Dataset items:
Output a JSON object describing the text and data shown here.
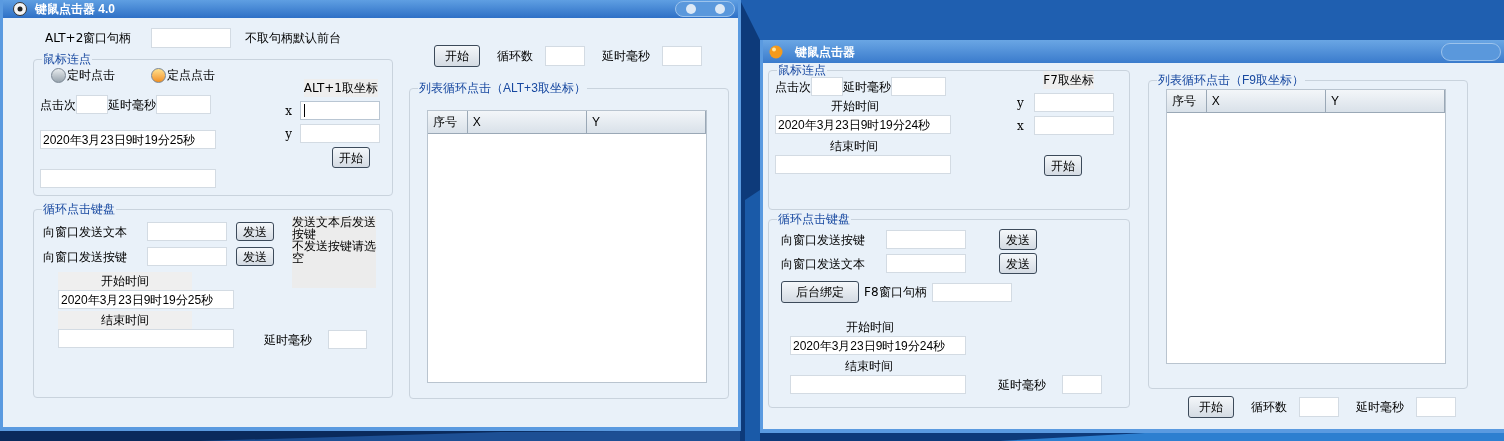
{
  "window_a": {
    "title": "键鼠点击器 4.0",
    "handle": {
      "label": "ALT+2窗口句柄",
      "note": "不取句柄默认前台"
    },
    "mouse_group": {
      "title": "鼠标连点",
      "modes": [
        {
          "label": "定时点击",
          "selected": false
        },
        {
          "label": "定点点击",
          "selected": true
        }
      ],
      "clicks_label": "点击次",
      "delay_label": "延时毫秒",
      "time_value": "2020年3月23日9时19分25秒",
      "coord_label": "ALT+1取坐标",
      "coords": [
        {
          "label": "x",
          "focused": true
        },
        {
          "label": "y",
          "focused": false
        }
      ],
      "start_button": "开始"
    },
    "keyboard_group": {
      "title": "循环点击键盘",
      "rows": [
        {
          "label": "向窗口发送文本",
          "button": "发送"
        },
        {
          "label": "向窗口发送按键",
          "button": "发送"
        }
      ],
      "hints": [
        "发送文本后发送按键",
        "不发送按键请选空"
      ],
      "start_label": "开始时间",
      "start_value": "2020年3月23日9时19分25秒",
      "end_label": "结束时间",
      "delay_label": "延时毫秒"
    },
    "loop": {
      "start_button": "开始",
      "count_label": "循环数",
      "delay_label": "延时毫秒"
    },
    "list_group": {
      "title": "列表循环点击（ALT+3取坐标）",
      "columns": [
        "序号",
        "X",
        "Y"
      ]
    }
  },
  "window_b": {
    "title": "键鼠点击器",
    "mouse_group": {
      "title": "鼠标连点",
      "clicks_label": "点击次",
      "delay_label": "延时毫秒",
      "start_label": "开始时间",
      "start_value": "2020年3月23日9时19分24秒",
      "end_label": "结束时间",
      "coord_label": "F7取坐标",
      "coords": [
        {
          "label": "y"
        },
        {
          "label": "x"
        }
      ],
      "start_button": "开始"
    },
    "keyboard_group": {
      "title": "循环点击键盘",
      "rows": [
        {
          "label": "向窗口发送按键",
          "button": "发送"
        },
        {
          "label": "向窗口发送文本",
          "button": "发送"
        }
      ],
      "bind_button": "后台绑定",
      "handle_label": "F8窗口句柄",
      "start_label": "开始时间",
      "start_value": "2020年3月23日9时19分24秒",
      "end_label": "结束时间",
      "delay_label": "延时毫秒"
    },
    "list_group": {
      "title": "列表循环点击（F9取坐标）",
      "columns": [
        "序号",
        "X",
        "Y"
      ]
    },
    "loop": {
      "start_button": "开始",
      "count_label": "循环数",
      "delay_label": "延时毫秒"
    }
  }
}
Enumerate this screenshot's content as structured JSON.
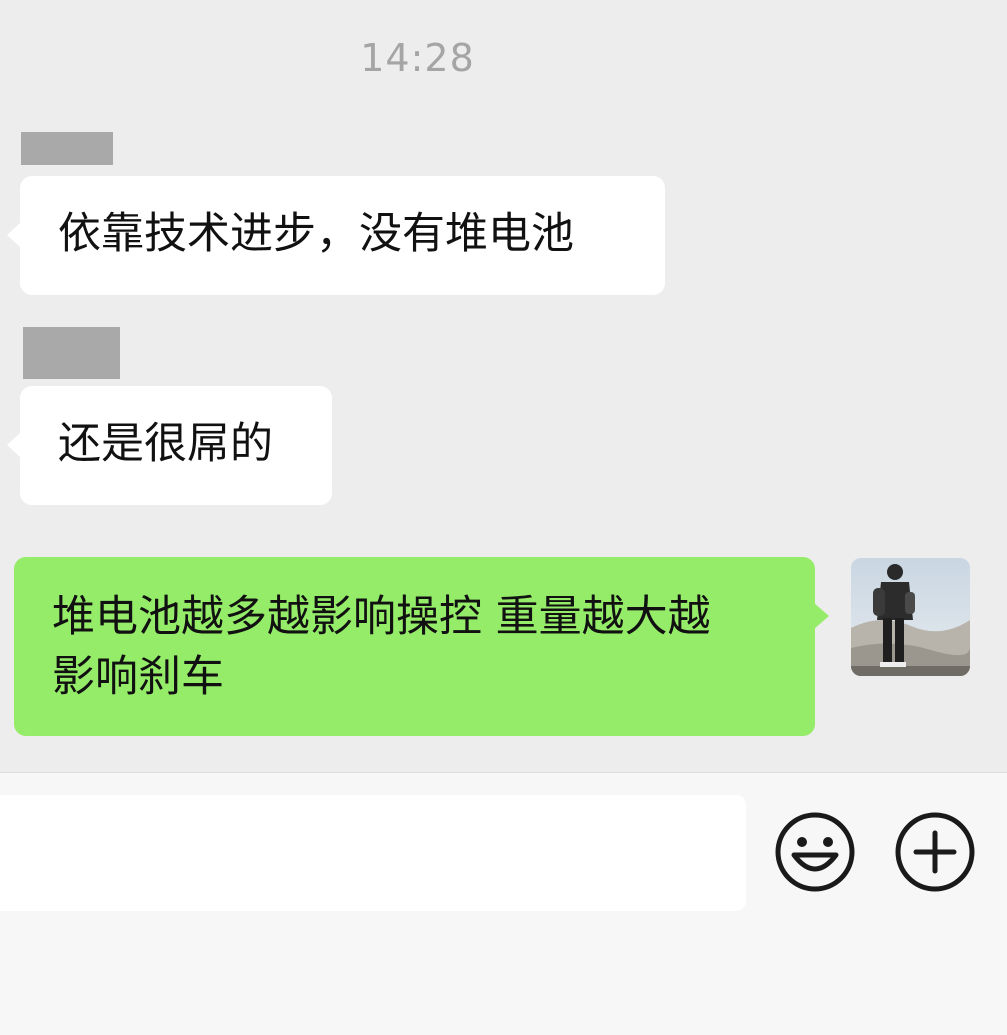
{
  "timestamp": "14:28",
  "messages": [
    {
      "direction": "incoming",
      "text": "依靠技术进步，没有堆电池"
    },
    {
      "direction": "incoming",
      "text": "还是很屌的"
    },
    {
      "direction": "outgoing",
      "line1": "堆电池越多越影响操控 重量越大越",
      "line2": "影响刹车"
    }
  ],
  "input_bar": {
    "placeholder": "",
    "emoji_icon": "emoji-smile-icon",
    "more_icon": "plus-circle-icon"
  },
  "colors": {
    "chat_background": "#ededed",
    "incoming_bubble": "#ffffff",
    "outgoing_bubble": "#95ec69",
    "timestamp_text": "#a5a5a5"
  }
}
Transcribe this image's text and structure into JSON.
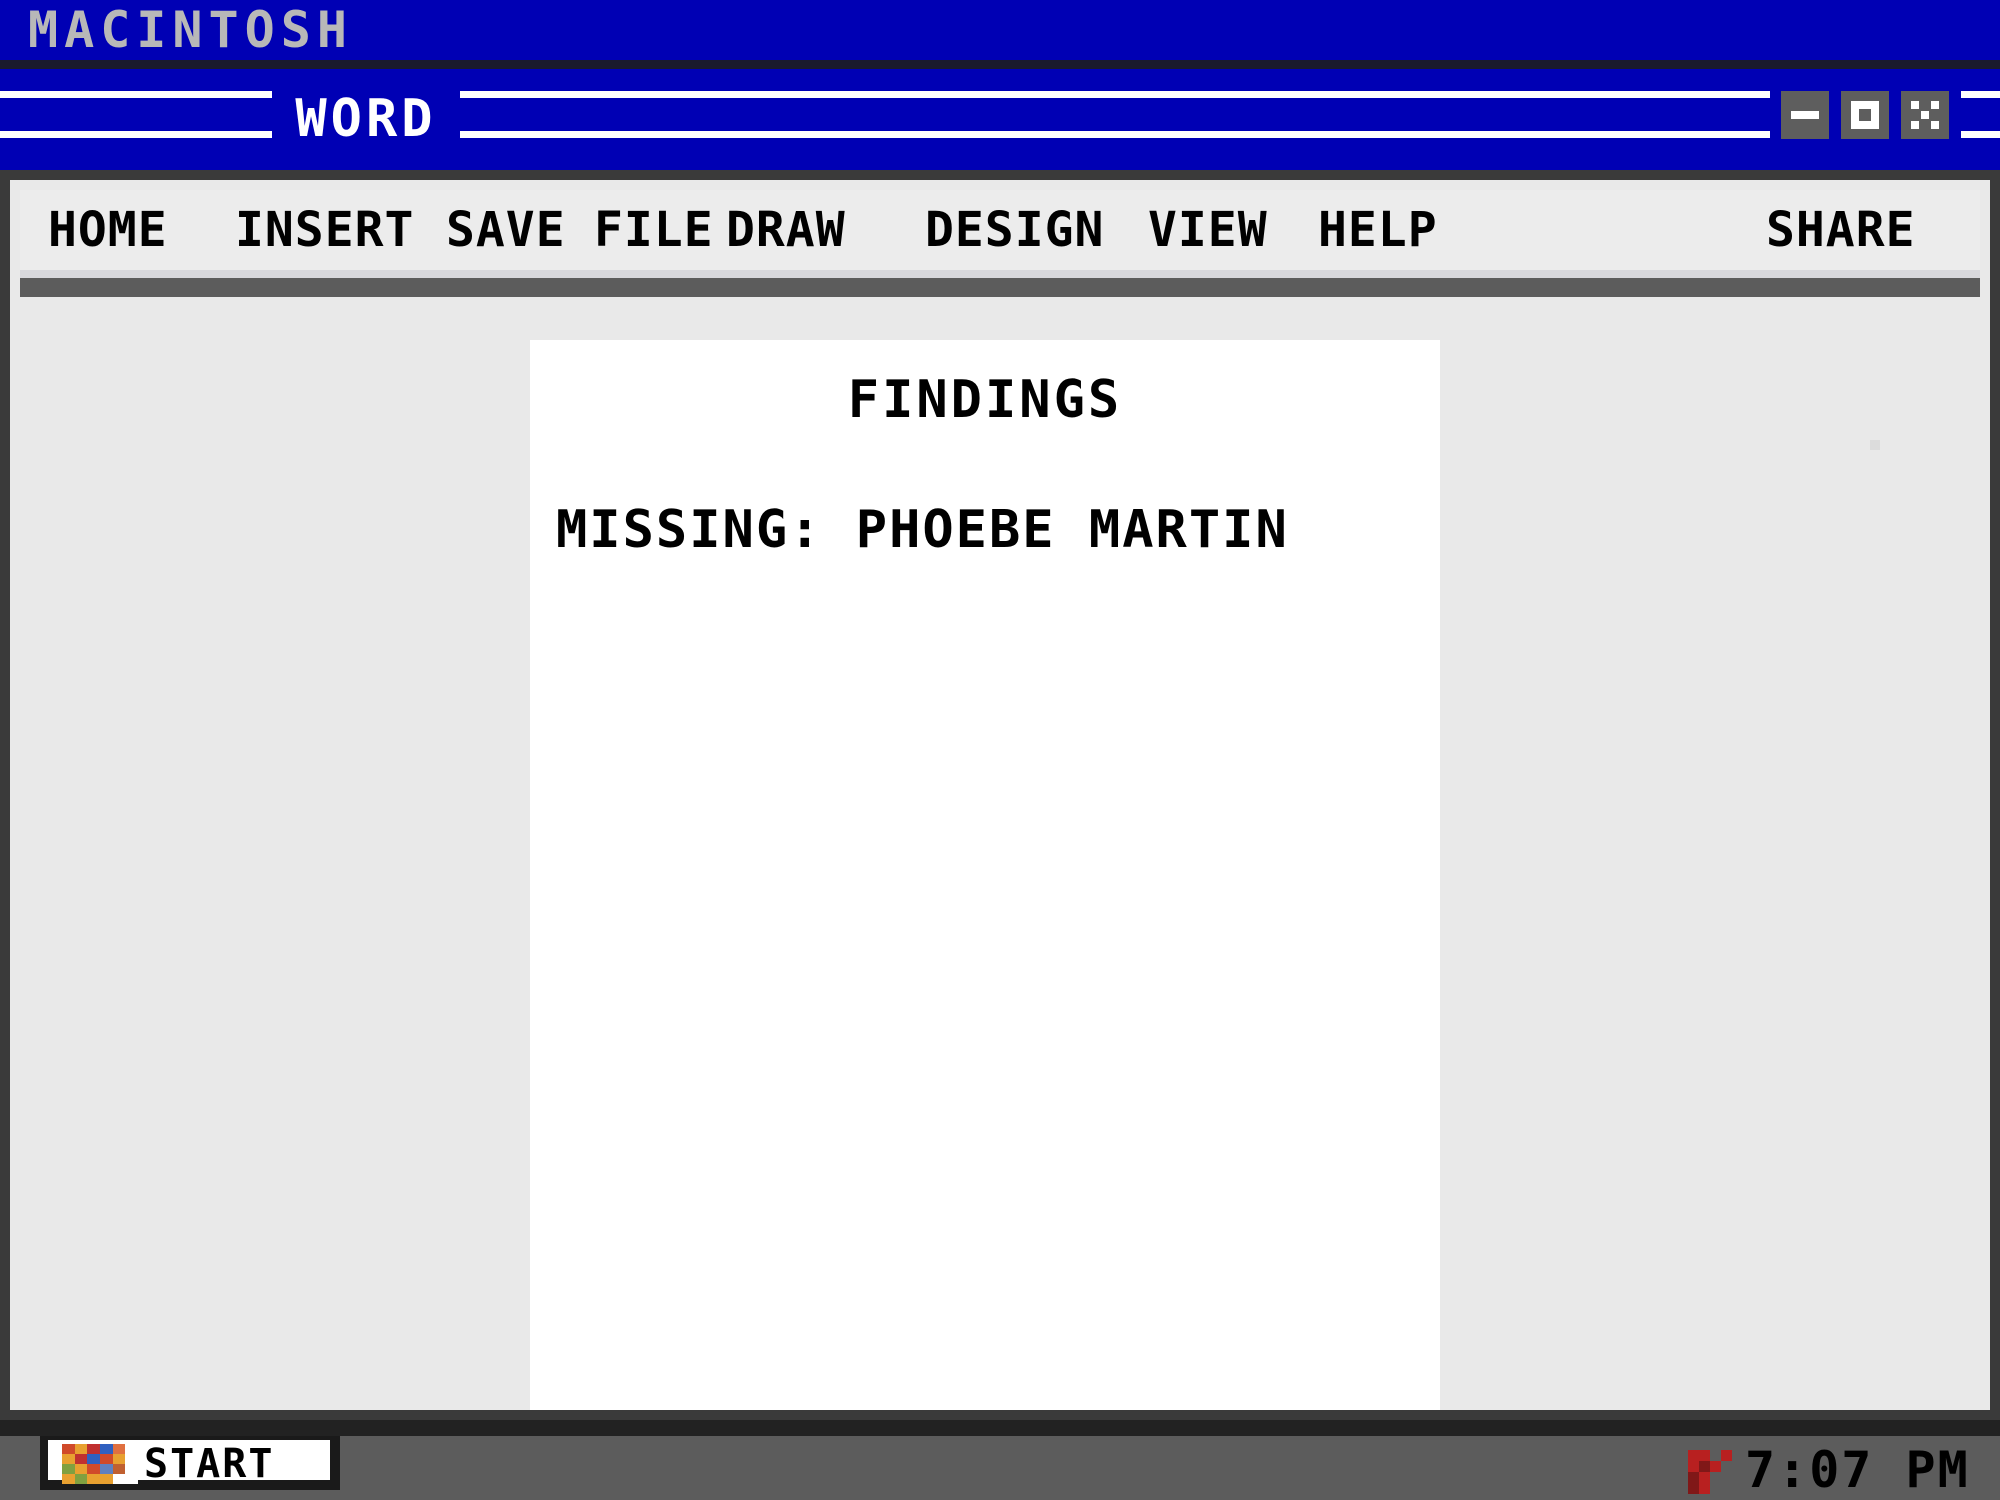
{
  "system": {
    "title": "MACINTOSH"
  },
  "window": {
    "title": "WORD",
    "controls": {
      "minimize_icon": "minimize-icon",
      "maximize_icon": "maximize-icon",
      "close_icon": "close-icon"
    }
  },
  "menu": {
    "items": [
      {
        "label": "HOME"
      },
      {
        "label": "INSERT"
      },
      {
        "label": "SAVE"
      },
      {
        "label": "FILE"
      },
      {
        "label": "DRAW"
      },
      {
        "label": "DESIGN"
      },
      {
        "label": "VIEW"
      },
      {
        "label": "HELP"
      }
    ],
    "share_label": "SHARE"
  },
  "document": {
    "heading": "FINDINGS",
    "lines": [
      "MISSING: PHOEBE MARTIN"
    ]
  },
  "taskbar": {
    "start_label": "START",
    "clock": "7:07 PM"
  },
  "colors": {
    "title_blue": "#0000b4",
    "window_bg": "#e9e9e9",
    "page_bg": "#ffffff",
    "taskbar_gray": "#5c5c5c",
    "button_gray": "#5e5e5e"
  }
}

Task statement:
Would you set down the listing exactly, omitting pictures?

Result of this task:
Output a JSON object describing the text and data shown here.
{
  "window_a": {
    "title": "键鼠点击器 4.0",
    "handle": {
      "label": "ALT+2窗口句柄",
      "note": "不取句柄默认前台"
    },
    "mouse_group": {
      "title": "鼠标连点",
      "modes": [
        {
          "label": "定时点击",
          "selected": false
        },
        {
          "label": "定点点击",
          "selected": true
        }
      ],
      "clicks_label": "点击次",
      "delay_label": "延时毫秒",
      "time_value": "2020年3月23日9时19分25秒",
      "coord_label": "ALT+1取坐标",
      "coords": [
        {
          "label": "x",
          "focused": true
        },
        {
          "label": "y",
          "focused": false
        }
      ],
      "start_button": "开始"
    },
    "keyboard_group": {
      "title": "循环点击键盘",
      "rows": [
        {
          "label": "向窗口发送文本",
          "button": "发送"
        },
        {
          "label": "向窗口发送按键",
          "button": "发送"
        }
      ],
      "hints": [
        "发送文本后发送按键",
        "不发送按键请选空"
      ],
      "start_label": "开始时间",
      "start_value": "2020年3月23日9时19分25秒",
      "end_label": "结束时间",
      "delay_label": "延时毫秒"
    },
    "loop": {
      "start_button": "开始",
      "count_label": "循环数",
      "delay_label": "延时毫秒"
    },
    "list_group": {
      "title": "列表循环点击（ALT+3取坐标）",
      "columns": [
        "序号",
        "X",
        "Y"
      ]
    }
  },
  "window_b": {
    "title": "键鼠点击器",
    "mouse_group": {
      "title": "鼠标连点",
      "clicks_label": "点击次",
      "delay_label": "延时毫秒",
      "start_label": "开始时间",
      "start_value": "2020年3月23日9时19分24秒",
      "end_label": "结束时间",
      "coord_label": "F7取坐标",
      "coords": [
        {
          "label": "y"
        },
        {
          "label": "x"
        }
      ],
      "start_button": "开始"
    },
    "keyboard_group": {
      "title": "循环点击键盘",
      "rows": [
        {
          "label": "向窗口发送按键",
          "button": "发送"
        },
        {
          "label": "向窗口发送文本",
          "button": "发送"
        }
      ],
      "bind_button": "后台绑定",
      "handle_label": "F8窗口句柄",
      "start_label": "开始时间",
      "start_value": "2020年3月23日9时19分24秒",
      "end_label": "结束时间",
      "delay_label": "延时毫秒"
    },
    "list_group": {
      "title": "列表循环点击（F9取坐标）",
      "columns": [
        "序号",
        "X",
        "Y"
      ]
    },
    "loop": {
      "start_button": "开始",
      "count_label": "循环数",
      "delay_label": "延时毫秒"
    }
  }
}
Enumerate this screenshot's content as structured JSON.
{
  "timestamp": "14:28",
  "messages": [
    {
      "direction": "incoming",
      "text": "依靠技术进步，没有堆电池"
    },
    {
      "direction": "incoming",
      "text": "还是很屌的"
    },
    {
      "direction": "outgoing",
      "line1": "堆电池越多越影响操控 重量越大越",
      "line2": "影响刹车"
    }
  ],
  "input_bar": {
    "placeholder": "",
    "emoji_icon": "emoji-smile-icon",
    "more_icon": "plus-circle-icon"
  },
  "colors": {
    "chat_background": "#ededed",
    "incoming_bubble": "#ffffff",
    "outgoing_bubble": "#95ec69",
    "timestamp_text": "#a5a5a5"
  }
}
Transcribe this image's text and structure into JSON.
{
  "system": {
    "title": "MACINTOSH"
  },
  "window": {
    "title": "WORD",
    "controls": {
      "minimize_icon": "minimize-icon",
      "maximize_icon": "maximize-icon",
      "close_icon": "close-icon"
    }
  },
  "menu": {
    "items": [
      {
        "label": "HOME"
      },
      {
        "label": "INSERT"
      },
      {
        "label": "SAVE"
      },
      {
        "label": "FILE"
      },
      {
        "label": "DRAW"
      },
      {
        "label": "DESIGN"
      },
      {
        "label": "VIEW"
      },
      {
        "label": "HELP"
      }
    ],
    "share_label": "SHARE"
  },
  "document": {
    "heading": "FINDINGS",
    "lines": [
      "MISSING: PHOEBE MARTIN"
    ]
  },
  "taskbar": {
    "start_label": "START",
    "clock": "7:07 PM"
  },
  "colors": {
    "title_blue": "#0000b4",
    "window_bg": "#e9e9e9",
    "page_bg": "#ffffff",
    "taskbar_gray": "#5c5c5c",
    "button_gray": "#5e5e5e"
  }
}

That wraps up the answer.